§ **EXTRACT PROVIDED**:
- - -

No, Einstein's field equations, which form the foundation of general relativity, do not change the fact that massive objects attract each other, as described by Newton's law of universal gravitation. In fact, Einstein's theory of general relativity builds upon and extends Newtonian gravity, providing a more comprehensive and accurate description of gravitational phenomena.
In Newtonian gravity, the force of gravity between two massive objects is given by the equation F = (G * m1 * m2) / r^2, where F is the gravitational force, G is the gravitational constant, m1 and m2 are the masses of the two objects, and r is the distance between them.
Einstein's general theory of relativity, on the other hand, describes gravity as the curvature of spacetime caused by the presence of mass and energy. In this theory, the motion of objects is determined by the geometry of spacetime, which is influenced by the distribution of matter and energy. The precise mathematical equations that govern the curvature of spacetime are encapsulated in Einstein's field equations.

- - -

§ **DATASET RECORDS**:
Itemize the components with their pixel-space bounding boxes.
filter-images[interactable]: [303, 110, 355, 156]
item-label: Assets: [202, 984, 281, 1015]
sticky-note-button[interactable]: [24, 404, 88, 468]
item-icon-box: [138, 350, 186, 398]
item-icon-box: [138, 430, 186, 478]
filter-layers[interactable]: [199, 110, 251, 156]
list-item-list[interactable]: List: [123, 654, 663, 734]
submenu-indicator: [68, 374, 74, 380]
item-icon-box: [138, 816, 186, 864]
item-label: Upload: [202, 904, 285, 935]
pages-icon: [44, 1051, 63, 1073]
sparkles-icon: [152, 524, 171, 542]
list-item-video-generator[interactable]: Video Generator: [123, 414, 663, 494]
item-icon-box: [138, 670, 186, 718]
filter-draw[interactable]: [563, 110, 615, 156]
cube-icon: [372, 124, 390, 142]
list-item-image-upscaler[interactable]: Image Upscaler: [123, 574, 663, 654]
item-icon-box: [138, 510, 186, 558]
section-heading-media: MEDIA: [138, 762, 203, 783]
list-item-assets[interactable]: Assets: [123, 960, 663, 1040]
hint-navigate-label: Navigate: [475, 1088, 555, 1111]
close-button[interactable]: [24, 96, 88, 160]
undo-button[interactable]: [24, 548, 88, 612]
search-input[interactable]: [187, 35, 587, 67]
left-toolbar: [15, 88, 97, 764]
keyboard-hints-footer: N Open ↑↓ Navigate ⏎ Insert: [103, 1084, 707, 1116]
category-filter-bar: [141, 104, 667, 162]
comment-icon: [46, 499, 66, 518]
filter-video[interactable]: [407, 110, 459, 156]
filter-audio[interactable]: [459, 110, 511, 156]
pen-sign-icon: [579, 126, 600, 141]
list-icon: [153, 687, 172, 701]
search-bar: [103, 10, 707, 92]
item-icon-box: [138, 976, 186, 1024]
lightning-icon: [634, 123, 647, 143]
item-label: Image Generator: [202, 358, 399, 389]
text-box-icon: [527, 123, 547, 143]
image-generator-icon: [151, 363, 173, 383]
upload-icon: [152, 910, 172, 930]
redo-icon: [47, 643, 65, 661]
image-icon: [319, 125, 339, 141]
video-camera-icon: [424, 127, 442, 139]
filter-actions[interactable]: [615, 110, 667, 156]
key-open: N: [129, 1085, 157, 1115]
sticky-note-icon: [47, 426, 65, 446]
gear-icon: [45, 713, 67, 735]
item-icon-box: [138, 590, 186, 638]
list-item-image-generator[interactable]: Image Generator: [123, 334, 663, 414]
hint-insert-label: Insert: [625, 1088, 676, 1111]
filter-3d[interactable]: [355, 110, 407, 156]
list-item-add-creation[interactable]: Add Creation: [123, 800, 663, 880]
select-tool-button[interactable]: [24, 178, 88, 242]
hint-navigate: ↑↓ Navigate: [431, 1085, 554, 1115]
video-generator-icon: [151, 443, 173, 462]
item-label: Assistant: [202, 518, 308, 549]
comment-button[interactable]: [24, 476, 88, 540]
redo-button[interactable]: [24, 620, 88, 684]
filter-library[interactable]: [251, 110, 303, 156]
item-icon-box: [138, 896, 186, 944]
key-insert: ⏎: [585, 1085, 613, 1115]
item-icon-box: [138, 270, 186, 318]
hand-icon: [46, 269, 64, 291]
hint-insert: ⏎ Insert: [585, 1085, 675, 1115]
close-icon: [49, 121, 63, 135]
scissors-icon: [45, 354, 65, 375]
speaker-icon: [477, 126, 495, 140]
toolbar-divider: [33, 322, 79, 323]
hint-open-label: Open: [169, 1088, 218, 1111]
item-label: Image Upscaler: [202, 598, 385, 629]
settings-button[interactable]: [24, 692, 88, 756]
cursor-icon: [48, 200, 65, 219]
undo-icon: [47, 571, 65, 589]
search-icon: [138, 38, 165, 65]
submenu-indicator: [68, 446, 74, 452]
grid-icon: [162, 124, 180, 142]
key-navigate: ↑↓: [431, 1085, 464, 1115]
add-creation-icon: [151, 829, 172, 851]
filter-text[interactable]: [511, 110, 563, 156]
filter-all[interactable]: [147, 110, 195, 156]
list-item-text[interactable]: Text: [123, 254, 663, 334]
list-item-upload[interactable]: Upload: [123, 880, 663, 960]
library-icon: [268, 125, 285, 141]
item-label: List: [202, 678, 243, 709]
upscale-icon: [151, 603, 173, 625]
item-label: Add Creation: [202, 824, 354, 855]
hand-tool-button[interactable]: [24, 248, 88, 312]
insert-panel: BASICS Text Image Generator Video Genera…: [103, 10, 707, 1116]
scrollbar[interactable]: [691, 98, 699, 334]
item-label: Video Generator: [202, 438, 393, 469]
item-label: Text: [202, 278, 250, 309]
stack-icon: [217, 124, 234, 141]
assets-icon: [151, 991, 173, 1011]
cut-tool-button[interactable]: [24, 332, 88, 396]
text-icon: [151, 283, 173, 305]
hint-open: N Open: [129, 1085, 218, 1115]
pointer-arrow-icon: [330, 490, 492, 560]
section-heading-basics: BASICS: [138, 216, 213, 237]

- - -

§ **TASK ITEM**:
Could you continue the explanation of how general relativity relates to Newtonian gravity, starting after its final paragraph?

§ **WRITTEN RESPONSE**:
When these field equations are solved for a particular distribution of mass and energy, they yield the metric of spacetime, which determines the paths of objects moving within that spacetime. In regions of spacetime with a significant mass or energy density, the solutions to the field equations result in a curvature that leads to the familiar effects of gravity, such as the attraction between massive objects.
Therefore, Einstein's field equations do not contradict or negate the idea of gravitational attraction between massive objects but provide a deeper and more precise understanding of the underlying mechanisms behind this attraction.